(Work to do):
Output the entries below exactly as written, omitting pictures.

(Material for this exercise):
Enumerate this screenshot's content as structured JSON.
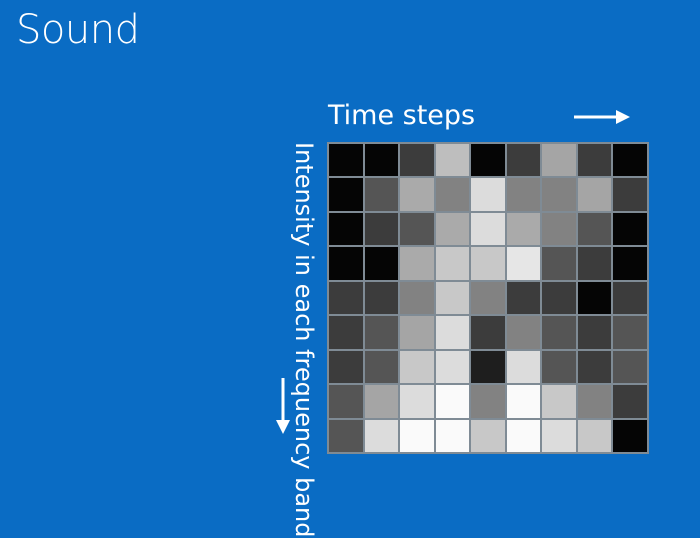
{
  "slide": {
    "title": "Sound"
  },
  "labels": {
    "time_axis": "Time steps",
    "frequency_axis": "Intensity in each frequency band"
  },
  "colors": {
    "background": "#0a6cc4",
    "text": "#ffffff",
    "grid_line": "#7f8b95"
  },
  "icons": {
    "right_arrow": "arrow-right-icon",
    "down_arrow": "arrow-down-icon"
  },
  "spectrogram": {
    "rows": 9,
    "columns": 9,
    "intensity_scale": "0 = black, 255 = white",
    "intensities": [
      [
        5,
        5,
        60,
        190,
        5,
        60,
        165,
        60,
        5
      ],
      [
        5,
        85,
        170,
        130,
        220,
        130,
        130,
        165,
        60
      ],
      [
        5,
        60,
        85,
        170,
        220,
        170,
        130,
        85,
        5
      ],
      [
        5,
        5,
        170,
        200,
        200,
        230,
        85,
        60,
        5
      ],
      [
        60,
        60,
        130,
        200,
        130,
        60,
        60,
        5,
        60
      ],
      [
        60,
        85,
        165,
        220,
        60,
        130,
        85,
        60,
        85
      ],
      [
        60,
        85,
        200,
        220,
        30,
        220,
        85,
        60,
        85
      ],
      [
        85,
        165,
        220,
        250,
        130,
        250,
        200,
        130,
        60
      ],
      [
        85,
        220,
        250,
        250,
        200,
        250,
        220,
        200,
        5
      ]
    ]
  }
}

(Task solution):
Enumerate this screenshot's content as structured JSON.
{
  "slide": {
    "title": "Sound"
  },
  "labels": {
    "time_axis": "Time steps",
    "frequency_axis": "Intensity in each frequency band"
  },
  "colors": {
    "background": "#0a6cc4",
    "text": "#ffffff",
    "grid_line": "#7f8b95"
  },
  "icons": {
    "right_arrow": "arrow-right-icon",
    "down_arrow": "arrow-down-icon"
  },
  "spectrogram": {
    "rows": 9,
    "columns": 9,
    "intensity_scale": "0 = black, 255 = white",
    "intensities": [
      [
        5,
        5,
        60,
        190,
        5,
        60,
        165,
        60,
        5
      ],
      [
        5,
        85,
        170,
        130,
        220,
        130,
        130,
        165,
        60
      ],
      [
        5,
        60,
        85,
        170,
        220,
        170,
        130,
        85,
        5
      ],
      [
        5,
        5,
        170,
        200,
        200,
        230,
        85,
        60,
        5
      ],
      [
        60,
        60,
        130,
        200,
        130,
        60,
        60,
        5,
        60
      ],
      [
        60,
        85,
        165,
        220,
        60,
        130,
        85,
        60,
        85
      ],
      [
        60,
        85,
        200,
        220,
        30,
        220,
        85,
        60,
        85
      ],
      [
        85,
        165,
        220,
        250,
        130,
        250,
        200,
        130,
        60
      ],
      [
        85,
        220,
        250,
        250,
        200,
        250,
        220,
        200,
        5
      ]
    ]
  }
}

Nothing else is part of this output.